Requirement: From the entries that follow, extract each line holding the string "نصيب".

Provided material:
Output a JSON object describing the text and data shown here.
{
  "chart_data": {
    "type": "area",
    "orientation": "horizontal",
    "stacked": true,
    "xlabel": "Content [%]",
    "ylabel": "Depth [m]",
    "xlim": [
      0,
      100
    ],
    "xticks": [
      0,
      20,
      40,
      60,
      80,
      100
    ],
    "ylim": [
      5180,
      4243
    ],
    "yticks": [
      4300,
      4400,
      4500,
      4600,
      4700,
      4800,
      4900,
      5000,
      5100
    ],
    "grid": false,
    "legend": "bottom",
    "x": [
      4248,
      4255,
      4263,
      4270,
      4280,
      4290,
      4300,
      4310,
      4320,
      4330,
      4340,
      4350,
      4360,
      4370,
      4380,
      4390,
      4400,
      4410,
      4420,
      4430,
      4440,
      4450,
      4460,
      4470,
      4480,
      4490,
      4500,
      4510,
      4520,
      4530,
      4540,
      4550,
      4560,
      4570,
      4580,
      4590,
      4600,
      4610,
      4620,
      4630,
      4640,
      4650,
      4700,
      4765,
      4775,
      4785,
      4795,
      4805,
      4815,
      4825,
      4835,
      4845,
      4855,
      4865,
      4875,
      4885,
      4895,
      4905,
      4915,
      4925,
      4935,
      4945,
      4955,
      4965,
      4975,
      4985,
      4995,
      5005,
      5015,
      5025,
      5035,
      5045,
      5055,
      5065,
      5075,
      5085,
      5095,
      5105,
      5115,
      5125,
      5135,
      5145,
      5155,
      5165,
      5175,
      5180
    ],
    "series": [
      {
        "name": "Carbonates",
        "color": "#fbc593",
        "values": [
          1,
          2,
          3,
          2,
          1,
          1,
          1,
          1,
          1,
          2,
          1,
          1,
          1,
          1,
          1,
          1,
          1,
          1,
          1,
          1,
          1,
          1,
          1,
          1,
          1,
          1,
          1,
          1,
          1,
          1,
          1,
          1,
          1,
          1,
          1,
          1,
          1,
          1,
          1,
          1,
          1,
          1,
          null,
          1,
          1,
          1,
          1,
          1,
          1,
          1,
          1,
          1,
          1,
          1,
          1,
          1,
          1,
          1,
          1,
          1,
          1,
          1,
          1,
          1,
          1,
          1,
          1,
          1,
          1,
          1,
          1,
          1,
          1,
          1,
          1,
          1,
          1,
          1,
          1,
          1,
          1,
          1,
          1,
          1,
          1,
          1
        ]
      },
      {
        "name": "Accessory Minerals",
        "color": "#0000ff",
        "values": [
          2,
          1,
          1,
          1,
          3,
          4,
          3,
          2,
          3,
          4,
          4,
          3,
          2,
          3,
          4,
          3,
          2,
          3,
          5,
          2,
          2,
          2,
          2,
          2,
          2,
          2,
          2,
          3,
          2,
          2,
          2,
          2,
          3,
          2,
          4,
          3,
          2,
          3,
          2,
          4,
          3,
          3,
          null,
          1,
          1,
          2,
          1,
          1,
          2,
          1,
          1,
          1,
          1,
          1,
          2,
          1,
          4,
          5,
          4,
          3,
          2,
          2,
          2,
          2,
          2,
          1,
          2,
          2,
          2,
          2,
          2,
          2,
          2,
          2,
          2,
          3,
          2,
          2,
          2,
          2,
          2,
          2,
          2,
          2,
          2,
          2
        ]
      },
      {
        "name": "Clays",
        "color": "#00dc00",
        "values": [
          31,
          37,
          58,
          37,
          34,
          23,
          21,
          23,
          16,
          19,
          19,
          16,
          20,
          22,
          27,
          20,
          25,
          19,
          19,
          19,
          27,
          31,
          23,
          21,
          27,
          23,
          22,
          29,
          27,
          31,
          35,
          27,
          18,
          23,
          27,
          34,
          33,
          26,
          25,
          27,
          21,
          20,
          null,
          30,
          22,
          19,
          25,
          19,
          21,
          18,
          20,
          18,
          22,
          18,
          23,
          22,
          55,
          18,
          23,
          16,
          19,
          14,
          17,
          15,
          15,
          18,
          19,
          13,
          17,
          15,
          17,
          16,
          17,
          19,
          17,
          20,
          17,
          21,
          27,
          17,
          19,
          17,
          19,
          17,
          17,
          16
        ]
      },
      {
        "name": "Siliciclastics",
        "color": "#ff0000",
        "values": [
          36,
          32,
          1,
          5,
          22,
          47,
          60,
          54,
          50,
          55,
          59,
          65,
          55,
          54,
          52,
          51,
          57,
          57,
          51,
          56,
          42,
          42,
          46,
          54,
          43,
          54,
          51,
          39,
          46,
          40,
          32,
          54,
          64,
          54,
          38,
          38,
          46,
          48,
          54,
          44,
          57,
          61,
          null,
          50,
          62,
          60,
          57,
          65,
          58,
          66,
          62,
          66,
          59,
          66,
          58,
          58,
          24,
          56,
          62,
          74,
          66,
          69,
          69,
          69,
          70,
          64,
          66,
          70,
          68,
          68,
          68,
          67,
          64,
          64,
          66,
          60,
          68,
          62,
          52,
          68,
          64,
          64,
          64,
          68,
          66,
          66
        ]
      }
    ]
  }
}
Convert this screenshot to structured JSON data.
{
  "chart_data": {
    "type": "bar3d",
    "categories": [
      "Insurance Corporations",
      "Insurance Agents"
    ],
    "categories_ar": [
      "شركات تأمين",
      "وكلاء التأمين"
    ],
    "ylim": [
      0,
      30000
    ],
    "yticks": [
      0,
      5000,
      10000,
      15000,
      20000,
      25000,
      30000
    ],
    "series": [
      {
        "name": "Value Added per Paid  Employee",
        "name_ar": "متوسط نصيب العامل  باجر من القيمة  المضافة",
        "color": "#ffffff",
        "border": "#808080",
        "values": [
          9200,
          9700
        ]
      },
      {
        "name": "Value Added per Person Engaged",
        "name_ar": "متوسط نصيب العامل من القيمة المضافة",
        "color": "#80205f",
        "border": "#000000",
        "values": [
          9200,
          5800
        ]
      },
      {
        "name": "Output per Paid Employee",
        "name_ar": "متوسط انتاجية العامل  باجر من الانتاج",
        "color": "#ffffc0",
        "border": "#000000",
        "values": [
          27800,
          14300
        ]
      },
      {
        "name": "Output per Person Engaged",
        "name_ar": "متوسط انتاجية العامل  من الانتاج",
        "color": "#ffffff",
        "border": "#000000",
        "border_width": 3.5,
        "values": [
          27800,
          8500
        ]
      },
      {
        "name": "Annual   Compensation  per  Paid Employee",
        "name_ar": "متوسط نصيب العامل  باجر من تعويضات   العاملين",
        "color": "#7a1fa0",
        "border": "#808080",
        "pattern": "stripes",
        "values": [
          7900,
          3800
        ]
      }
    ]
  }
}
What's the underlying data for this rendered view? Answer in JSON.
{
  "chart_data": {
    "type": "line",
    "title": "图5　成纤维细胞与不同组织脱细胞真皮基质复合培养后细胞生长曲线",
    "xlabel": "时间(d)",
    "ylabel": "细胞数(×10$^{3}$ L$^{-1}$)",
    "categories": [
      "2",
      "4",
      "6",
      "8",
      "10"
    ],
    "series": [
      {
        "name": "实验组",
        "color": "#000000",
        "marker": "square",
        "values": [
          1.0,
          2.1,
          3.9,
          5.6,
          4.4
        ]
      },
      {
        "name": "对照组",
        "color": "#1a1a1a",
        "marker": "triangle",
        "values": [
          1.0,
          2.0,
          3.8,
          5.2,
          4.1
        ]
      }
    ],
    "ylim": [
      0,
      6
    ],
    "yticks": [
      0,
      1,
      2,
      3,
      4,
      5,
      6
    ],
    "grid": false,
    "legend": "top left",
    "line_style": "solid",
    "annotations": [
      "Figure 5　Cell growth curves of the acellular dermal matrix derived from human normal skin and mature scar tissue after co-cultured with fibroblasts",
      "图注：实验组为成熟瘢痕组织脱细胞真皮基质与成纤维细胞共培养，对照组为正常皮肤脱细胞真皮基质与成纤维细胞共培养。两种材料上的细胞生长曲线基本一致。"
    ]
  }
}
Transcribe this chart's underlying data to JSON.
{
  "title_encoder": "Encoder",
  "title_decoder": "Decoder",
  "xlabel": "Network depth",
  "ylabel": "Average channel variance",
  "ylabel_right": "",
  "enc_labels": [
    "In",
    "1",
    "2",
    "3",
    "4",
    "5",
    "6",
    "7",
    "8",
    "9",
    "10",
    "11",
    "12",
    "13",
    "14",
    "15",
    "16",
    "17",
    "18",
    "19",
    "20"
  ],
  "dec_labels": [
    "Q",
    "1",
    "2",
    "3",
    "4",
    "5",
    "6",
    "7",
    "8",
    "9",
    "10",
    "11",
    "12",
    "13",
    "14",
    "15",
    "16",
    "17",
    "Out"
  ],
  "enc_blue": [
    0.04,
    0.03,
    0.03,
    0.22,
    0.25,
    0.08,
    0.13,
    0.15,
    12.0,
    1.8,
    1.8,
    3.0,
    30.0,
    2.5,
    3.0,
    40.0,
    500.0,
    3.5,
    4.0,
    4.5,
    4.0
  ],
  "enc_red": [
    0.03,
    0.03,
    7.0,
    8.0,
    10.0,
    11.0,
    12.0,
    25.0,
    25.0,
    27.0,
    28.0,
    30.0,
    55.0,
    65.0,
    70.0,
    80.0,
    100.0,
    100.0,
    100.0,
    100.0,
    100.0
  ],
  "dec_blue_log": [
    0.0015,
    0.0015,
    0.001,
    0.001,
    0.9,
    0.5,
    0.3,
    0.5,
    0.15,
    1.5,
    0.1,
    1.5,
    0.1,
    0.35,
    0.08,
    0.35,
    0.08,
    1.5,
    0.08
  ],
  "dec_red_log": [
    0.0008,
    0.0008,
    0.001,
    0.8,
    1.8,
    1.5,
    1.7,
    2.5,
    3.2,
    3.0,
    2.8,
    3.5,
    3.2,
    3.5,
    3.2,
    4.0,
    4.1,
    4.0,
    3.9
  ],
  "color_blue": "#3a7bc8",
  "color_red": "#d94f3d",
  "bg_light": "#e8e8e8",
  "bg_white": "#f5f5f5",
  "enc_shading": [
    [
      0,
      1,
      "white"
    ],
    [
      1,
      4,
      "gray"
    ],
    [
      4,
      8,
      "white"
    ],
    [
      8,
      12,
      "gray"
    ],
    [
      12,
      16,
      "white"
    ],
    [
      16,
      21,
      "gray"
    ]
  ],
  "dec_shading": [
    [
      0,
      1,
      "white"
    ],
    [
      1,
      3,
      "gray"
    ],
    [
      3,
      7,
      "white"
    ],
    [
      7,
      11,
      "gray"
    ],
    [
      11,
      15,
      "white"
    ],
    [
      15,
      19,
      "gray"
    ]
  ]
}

Solution to the exercise:
        "name_ar": "متوسط نصيب العامل  باجر من القيمة  المضافة",
        "name_ar": "متوسط نصيب العامل من القيمة المضافة",
        "name_ar": "متوسط نصيب العامل  باجر من تعويضات   العاملين",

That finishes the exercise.